[EXERCISE DESCRIPTION] Select, from the data, each line where "University" occurs.

╭──

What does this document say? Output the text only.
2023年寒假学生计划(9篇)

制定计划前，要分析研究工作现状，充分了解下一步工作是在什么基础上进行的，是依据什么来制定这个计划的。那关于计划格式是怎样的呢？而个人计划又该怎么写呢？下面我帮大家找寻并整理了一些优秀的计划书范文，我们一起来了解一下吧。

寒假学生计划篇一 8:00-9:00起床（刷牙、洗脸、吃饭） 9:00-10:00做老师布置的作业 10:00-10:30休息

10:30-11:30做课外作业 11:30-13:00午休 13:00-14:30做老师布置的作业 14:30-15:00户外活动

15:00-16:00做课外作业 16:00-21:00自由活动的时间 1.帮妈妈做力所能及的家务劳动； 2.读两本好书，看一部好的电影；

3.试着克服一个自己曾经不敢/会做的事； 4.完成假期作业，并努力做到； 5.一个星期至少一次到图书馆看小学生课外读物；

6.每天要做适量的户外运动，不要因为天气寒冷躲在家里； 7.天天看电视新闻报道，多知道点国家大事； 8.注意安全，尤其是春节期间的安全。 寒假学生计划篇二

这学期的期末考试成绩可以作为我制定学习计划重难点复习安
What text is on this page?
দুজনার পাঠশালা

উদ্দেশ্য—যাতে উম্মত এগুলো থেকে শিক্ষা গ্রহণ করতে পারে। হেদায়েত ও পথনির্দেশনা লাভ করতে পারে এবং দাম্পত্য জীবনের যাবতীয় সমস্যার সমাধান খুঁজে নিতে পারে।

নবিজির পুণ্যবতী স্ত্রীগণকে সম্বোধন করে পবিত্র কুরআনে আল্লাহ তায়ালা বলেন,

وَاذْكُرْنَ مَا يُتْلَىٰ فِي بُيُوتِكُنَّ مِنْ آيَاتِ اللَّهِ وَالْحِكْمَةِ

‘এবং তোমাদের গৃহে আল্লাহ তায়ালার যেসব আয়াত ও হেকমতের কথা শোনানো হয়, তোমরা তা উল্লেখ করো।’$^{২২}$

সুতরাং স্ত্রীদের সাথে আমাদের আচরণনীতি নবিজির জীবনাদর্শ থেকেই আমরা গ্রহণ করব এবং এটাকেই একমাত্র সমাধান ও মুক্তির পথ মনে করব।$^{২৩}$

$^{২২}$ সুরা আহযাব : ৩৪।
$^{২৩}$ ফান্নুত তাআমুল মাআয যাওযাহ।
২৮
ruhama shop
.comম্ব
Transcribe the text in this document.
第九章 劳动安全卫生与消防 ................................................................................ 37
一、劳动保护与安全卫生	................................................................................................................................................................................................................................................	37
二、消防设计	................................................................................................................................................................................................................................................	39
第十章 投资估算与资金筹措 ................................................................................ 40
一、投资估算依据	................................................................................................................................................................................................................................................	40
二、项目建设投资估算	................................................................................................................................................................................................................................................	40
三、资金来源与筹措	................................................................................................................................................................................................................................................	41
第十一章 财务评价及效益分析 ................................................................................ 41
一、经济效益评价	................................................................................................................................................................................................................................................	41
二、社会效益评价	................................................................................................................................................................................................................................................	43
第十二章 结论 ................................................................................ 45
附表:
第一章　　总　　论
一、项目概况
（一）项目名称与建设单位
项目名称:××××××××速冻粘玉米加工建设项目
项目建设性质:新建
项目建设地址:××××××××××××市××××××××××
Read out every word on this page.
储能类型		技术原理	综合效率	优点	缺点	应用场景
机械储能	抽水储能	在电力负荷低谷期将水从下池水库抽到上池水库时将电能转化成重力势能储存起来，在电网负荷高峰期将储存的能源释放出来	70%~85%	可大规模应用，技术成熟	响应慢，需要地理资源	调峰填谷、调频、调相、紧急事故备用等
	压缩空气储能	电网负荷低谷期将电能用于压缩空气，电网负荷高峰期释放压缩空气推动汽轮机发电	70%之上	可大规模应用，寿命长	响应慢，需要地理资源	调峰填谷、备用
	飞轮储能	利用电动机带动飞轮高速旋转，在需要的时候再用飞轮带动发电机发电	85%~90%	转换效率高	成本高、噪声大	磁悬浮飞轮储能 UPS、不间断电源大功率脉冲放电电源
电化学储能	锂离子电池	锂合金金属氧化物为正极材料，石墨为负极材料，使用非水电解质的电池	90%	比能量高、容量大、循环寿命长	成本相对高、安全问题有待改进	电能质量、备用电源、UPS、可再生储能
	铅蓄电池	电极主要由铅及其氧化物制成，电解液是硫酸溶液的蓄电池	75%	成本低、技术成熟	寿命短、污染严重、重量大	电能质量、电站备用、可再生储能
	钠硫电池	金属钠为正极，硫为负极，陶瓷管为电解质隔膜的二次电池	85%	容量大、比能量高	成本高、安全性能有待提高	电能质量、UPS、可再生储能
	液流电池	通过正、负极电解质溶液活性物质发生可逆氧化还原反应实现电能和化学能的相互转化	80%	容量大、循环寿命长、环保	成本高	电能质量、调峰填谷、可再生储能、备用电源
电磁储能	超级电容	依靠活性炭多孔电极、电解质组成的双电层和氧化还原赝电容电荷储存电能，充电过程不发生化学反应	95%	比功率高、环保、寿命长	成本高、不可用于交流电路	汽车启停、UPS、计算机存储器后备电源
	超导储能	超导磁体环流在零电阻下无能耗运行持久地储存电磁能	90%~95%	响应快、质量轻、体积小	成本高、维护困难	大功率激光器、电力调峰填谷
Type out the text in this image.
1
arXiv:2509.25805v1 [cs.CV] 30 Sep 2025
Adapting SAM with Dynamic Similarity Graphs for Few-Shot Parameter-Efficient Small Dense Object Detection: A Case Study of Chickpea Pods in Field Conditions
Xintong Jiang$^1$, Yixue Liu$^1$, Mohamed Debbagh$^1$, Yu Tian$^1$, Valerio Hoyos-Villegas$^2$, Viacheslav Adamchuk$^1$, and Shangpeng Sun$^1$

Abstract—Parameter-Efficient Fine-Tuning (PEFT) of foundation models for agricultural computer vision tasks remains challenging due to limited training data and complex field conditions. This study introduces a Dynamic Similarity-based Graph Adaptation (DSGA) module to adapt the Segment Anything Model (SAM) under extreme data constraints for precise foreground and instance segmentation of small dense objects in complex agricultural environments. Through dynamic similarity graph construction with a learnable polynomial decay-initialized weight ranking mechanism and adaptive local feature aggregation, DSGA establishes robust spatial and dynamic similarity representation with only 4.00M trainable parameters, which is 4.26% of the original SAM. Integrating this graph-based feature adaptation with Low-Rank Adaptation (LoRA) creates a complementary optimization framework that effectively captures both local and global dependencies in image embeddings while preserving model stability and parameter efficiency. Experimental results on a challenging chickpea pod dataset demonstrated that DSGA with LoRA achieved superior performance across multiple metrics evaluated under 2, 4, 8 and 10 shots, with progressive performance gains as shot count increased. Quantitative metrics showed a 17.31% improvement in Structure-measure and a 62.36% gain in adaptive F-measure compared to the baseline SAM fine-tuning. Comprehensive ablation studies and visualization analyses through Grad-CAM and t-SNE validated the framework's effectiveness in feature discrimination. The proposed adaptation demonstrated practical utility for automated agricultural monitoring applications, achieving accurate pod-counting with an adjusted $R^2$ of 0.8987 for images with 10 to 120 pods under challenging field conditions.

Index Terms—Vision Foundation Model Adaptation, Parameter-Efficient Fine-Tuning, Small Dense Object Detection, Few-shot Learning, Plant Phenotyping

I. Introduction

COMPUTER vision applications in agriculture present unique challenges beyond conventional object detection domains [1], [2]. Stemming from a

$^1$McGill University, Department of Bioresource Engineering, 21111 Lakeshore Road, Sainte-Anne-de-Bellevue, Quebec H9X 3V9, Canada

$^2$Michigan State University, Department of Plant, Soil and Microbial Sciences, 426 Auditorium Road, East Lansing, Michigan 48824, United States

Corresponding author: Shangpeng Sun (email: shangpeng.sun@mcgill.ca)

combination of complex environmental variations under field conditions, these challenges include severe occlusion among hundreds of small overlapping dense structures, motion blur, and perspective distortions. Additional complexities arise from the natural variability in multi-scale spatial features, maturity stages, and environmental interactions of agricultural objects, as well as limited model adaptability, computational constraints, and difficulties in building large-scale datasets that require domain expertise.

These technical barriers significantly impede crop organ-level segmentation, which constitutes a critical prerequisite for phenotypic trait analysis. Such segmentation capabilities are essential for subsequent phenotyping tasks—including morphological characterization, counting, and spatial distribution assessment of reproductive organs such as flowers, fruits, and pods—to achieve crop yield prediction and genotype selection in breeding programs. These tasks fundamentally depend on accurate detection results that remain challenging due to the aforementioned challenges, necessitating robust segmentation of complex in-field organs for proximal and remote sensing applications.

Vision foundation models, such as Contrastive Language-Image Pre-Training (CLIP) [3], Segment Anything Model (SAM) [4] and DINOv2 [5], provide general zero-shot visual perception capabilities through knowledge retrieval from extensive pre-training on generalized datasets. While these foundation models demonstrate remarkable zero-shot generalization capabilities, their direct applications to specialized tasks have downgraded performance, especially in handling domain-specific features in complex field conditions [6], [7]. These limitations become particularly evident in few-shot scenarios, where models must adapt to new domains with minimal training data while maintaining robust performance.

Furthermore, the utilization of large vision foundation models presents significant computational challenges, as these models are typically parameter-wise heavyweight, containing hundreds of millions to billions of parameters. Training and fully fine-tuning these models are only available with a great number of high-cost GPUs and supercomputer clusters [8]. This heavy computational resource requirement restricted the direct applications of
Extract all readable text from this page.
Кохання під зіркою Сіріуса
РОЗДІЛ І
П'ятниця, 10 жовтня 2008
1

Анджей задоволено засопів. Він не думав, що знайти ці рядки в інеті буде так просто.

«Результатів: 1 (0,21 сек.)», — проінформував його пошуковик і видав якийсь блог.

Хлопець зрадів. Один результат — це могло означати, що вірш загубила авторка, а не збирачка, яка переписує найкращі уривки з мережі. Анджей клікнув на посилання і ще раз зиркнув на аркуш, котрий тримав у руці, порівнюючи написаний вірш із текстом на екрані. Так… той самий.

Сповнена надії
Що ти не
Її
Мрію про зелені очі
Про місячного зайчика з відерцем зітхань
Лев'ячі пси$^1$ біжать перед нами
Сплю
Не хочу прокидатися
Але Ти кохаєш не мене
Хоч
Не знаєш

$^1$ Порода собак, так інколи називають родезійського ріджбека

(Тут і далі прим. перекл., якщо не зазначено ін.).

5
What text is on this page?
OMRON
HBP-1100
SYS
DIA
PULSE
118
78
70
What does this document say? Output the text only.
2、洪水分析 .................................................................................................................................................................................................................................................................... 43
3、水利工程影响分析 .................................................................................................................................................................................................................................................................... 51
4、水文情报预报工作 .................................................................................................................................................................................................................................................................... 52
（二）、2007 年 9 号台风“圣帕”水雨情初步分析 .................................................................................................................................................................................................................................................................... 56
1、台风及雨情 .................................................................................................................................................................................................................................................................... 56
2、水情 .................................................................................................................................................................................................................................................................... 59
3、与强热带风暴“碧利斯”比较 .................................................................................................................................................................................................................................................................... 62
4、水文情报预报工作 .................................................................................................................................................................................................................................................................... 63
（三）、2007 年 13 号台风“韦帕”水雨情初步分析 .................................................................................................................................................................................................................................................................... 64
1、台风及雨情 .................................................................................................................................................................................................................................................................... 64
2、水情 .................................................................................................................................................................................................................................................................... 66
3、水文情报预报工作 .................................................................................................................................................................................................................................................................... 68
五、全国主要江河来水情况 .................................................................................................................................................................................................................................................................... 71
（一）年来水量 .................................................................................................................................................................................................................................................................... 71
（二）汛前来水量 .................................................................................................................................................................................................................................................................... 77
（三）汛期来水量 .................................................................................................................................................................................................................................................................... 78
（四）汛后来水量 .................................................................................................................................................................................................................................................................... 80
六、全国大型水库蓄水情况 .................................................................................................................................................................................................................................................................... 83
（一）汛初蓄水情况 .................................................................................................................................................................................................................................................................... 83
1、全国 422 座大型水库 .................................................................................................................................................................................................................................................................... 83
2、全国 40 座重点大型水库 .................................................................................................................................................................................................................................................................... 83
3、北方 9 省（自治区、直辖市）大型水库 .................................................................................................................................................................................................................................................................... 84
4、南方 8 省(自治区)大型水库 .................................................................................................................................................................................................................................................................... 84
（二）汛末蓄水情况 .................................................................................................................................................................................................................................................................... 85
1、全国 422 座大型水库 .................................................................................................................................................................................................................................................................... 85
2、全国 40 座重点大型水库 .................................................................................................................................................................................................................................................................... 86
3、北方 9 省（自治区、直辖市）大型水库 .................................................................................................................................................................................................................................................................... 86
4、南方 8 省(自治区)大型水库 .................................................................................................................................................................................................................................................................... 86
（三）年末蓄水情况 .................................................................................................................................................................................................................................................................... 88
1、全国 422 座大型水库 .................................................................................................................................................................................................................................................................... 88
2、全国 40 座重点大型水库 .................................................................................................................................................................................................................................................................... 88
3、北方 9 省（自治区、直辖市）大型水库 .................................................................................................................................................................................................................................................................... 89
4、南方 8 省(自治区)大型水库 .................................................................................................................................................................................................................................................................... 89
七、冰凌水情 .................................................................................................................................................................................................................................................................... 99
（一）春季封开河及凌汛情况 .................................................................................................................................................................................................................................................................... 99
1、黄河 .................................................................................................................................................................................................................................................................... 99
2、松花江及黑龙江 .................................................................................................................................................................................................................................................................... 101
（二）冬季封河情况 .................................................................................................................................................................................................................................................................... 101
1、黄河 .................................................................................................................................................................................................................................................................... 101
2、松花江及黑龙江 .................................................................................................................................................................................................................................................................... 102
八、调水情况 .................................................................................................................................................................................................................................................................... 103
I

╰──

[OUTPUT FOR THIS EXERCISE]
$^1$McGill University, Department of Bioresource Engineering, 21111 Lakeshore Road, Sainte-Anne-de-Bellevue, Quebec H9X 3V9, Canada
$^2$Michigan State University, Department of Plant, Soil and Microbial Sciences, 426 Auditorium Road, East Lansing, Michigan 48824, United States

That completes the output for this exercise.